══ AVAILABLE RECORDS

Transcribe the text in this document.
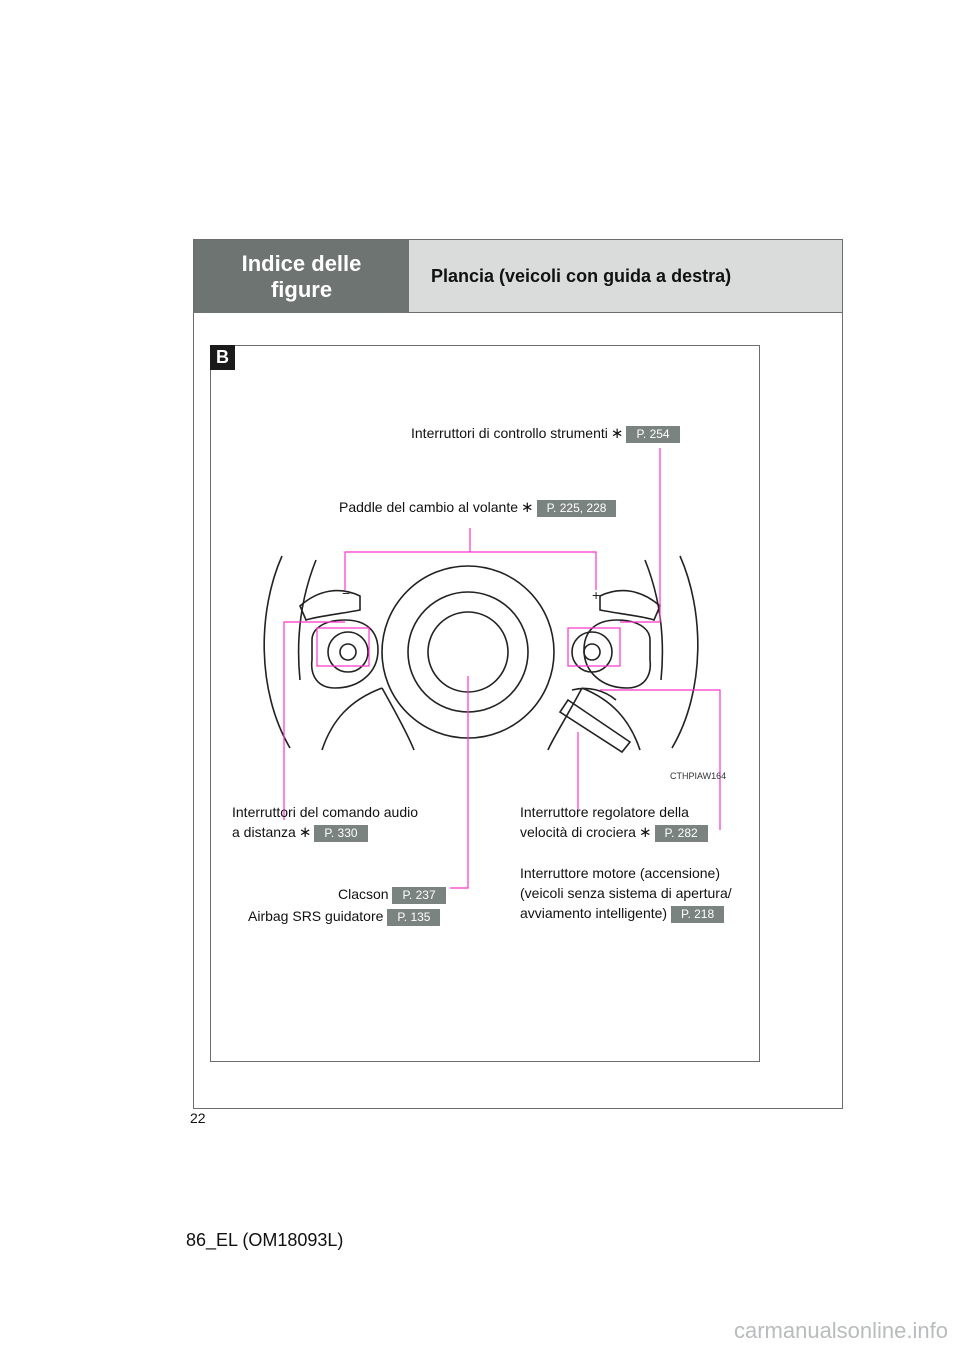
Indice delle figure
Plancia (veicoli con guida a destra)
B
−	+
CTHPIAW164
Interruttori di controllo strumenti ∗ P. 254
Paddle del cambio al volante ∗ P. 225, 228
Interruttori del comando audio
a distanza ∗ P. 330
Interruttore regolatore della
velocità di crociera ∗ P. 282
Clacson P. 237
Airbag SRS guidatore P. 135
Interruttore motore (accensione)
(veicoli senza sistema di apertura/
avviamento intelligente) P. 218
22
86_EL (OM18093L)
carmanualsonline.info
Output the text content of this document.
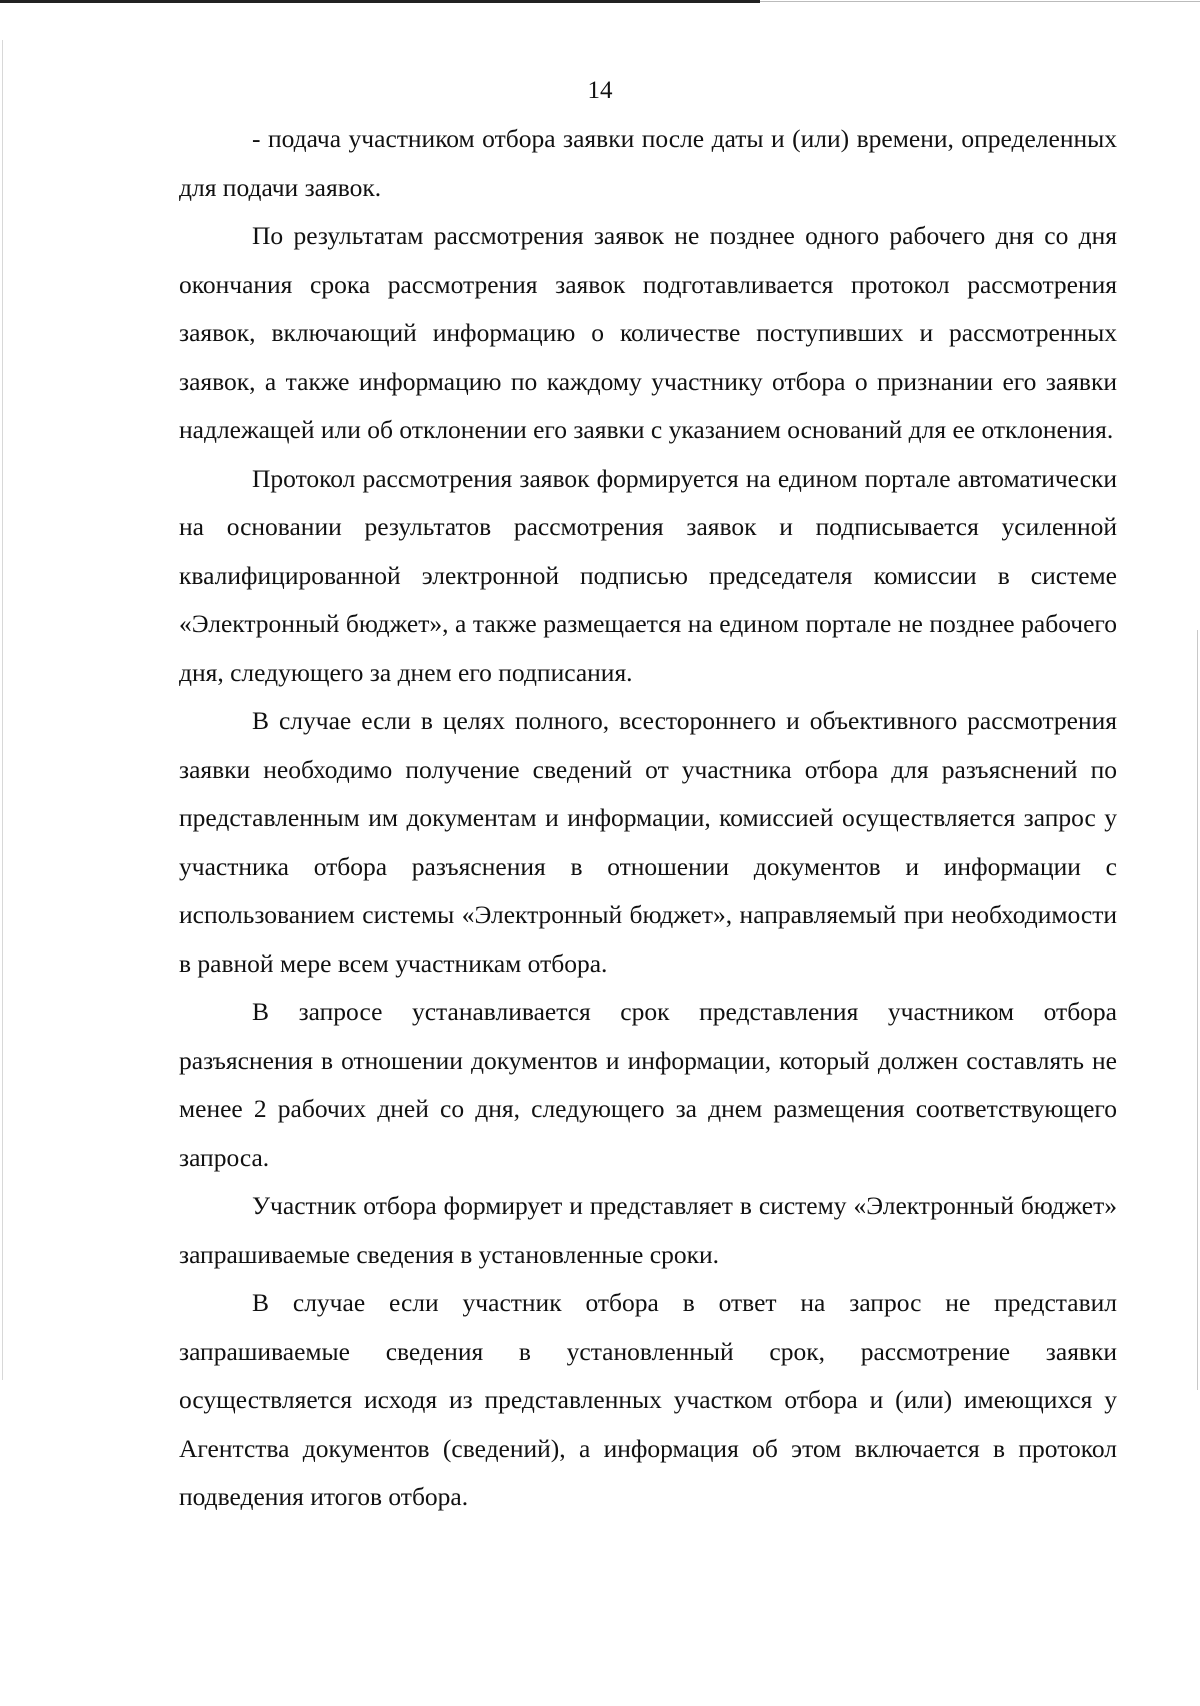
14

- подача участником отбора заявки после даты и (или) времени, определенных для подачи заявок.

По результатам рассмотрения заявок не позднее одного рабочего дня со дня окончания срока рассмотрения заявок подготавливается протокол рассмотрения заявок, включающий информацию о количестве поступивших и рассмотренных заявок, а также информацию по каждому участнику отбора о признании его заявки надлежащей или об отклонении его заявки с указанием оснований для ее отклонения.

Протокол рассмотрения заявок формируется на едином портале автоматически на основании результатов рассмотрения заявок и подписывается усиленной квалифицированной электронной подписью председателя комиссии в системе «Электронный бюджет», а также размещается на едином портале не позднее рабочего дня, следующего за днем его подписания.

В случае если в целях полного, всестороннего и объективного рассмотрения заявки необходимо получение сведений от участника отбора для разъяснений по представленным им документам и информации, комиссией осуществляется запрос у участника отбора разъяснения в отношении документов и информации с использованием системы «Электронный бюджет», направляемый при необходимости в равной мере всем участникам отбора.

В запросе устанавливается срок представления участником отбора разъяснения в отношении документов и информации, который должен составлять не менее 2 рабочих дней со дня, следующего за днем размещения соответствующего запроса.

Участник отбора формирует и представляет в систему «Электронный бюджет» запрашиваемые сведения в установленные сроки.

В случае если участник отбора в ответ на запрос не представил запрашиваемые сведения в установленный срок, рассмотрение заявки осуществляется исходя из представленных участком отбора и (или) имеющихся у Агентства документов (сведений), а информация об этом включается в протокол подведения итогов отбора.
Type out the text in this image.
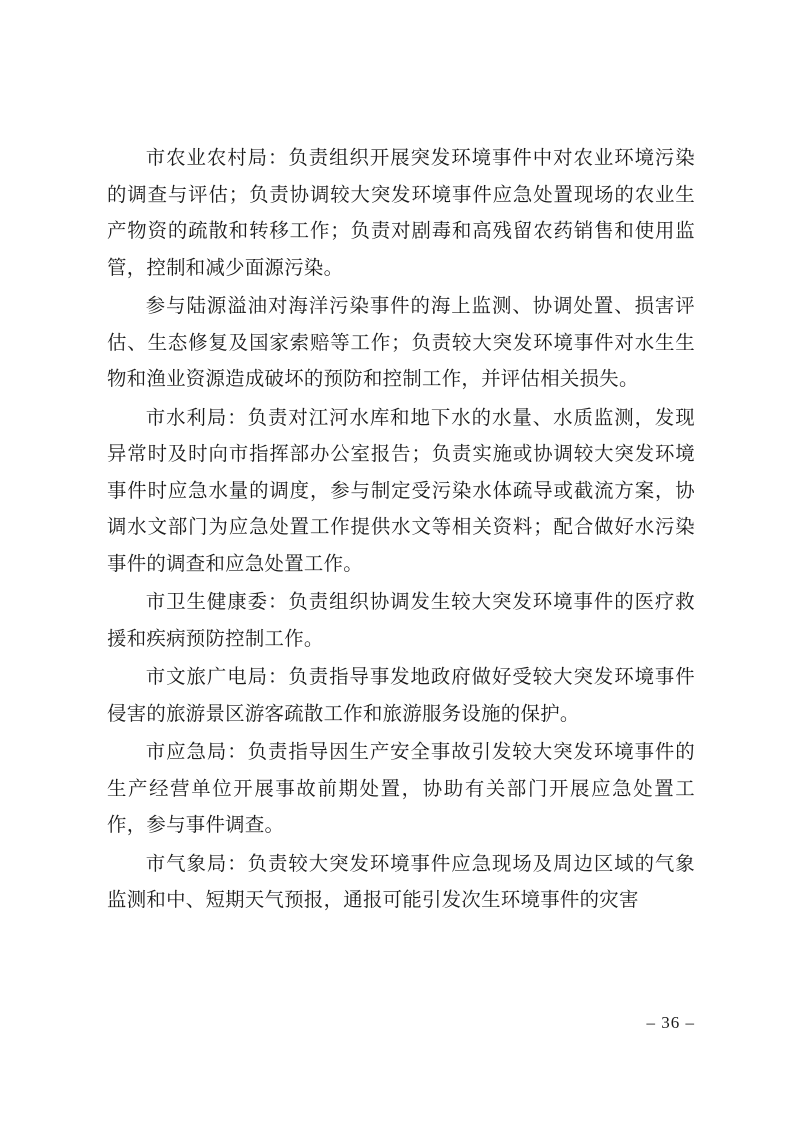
市农业农村局：负责组织开展突发环境事件中对农业环境污染的调查与评估；负责协调较大突发环境事件应急处置现场的农业生产物资的疏散和转移工作；负责对剧毒和高残留农药销售和使用监管，控制和减少面源污染。

参与陆源溢油对海洋污染事件的海上监测、协调处置、损害评估、生态修复及国家索赔等工作；负责较大突发环境事件对水生生物和渔业资源造成破坏的预防和控制工作，并评估相关损失。

市水利局：负责对江河水库和地下水的水量、水质监测，发现异常时及时向市指挥部办公室报告；负责实施或协调较大突发环境事件时应急水量的调度，参与制定受污染水体疏导或截流方案，协调水文部门为应急处置工作提供水文等相关资料；配合做好水污染事件的调查和应急处置工作。

市卫生健康委：负责组织协调发生较大突发环境事件的医疗救援和疾病预防控制工作。

市文旅广电局：负责指导事发地政府做好受较大突发环境事件侵害的旅游景区游客疏散工作和旅游服务设施的保护。

市应急局：负责指导因生产安全事故引发较大突发环境事件的生产经营单位开展事故前期处置，协助有关部门开展应急处置工作，参与事件调查。

市气象局：负责较大突发环境事件应急现场及周边区域的气象监测和中、短期天气预报，通报可能引发次生环境事件的灾害

– 36 –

════

Copy, from the material, each line that holds the string "днем".

→ **FINAL RESULT**
Протокол рассмотрения заявок формируется на едином портале автоматически на основании результатов рассмотрения заявок и подписывается усиленной квалифицированной электронной подписью председателя комиссии в системе «Электронный бюджет», а также размещается на едином портале не позднее рабочего дня, следующего за днем его подписания.
В запросе устанавливается срок представления участником отбора разъяснения в отношении документов и информации, который должен составлять не менее 2 рабочих дней со дня, следующего за днем размещения соответствующего запроса.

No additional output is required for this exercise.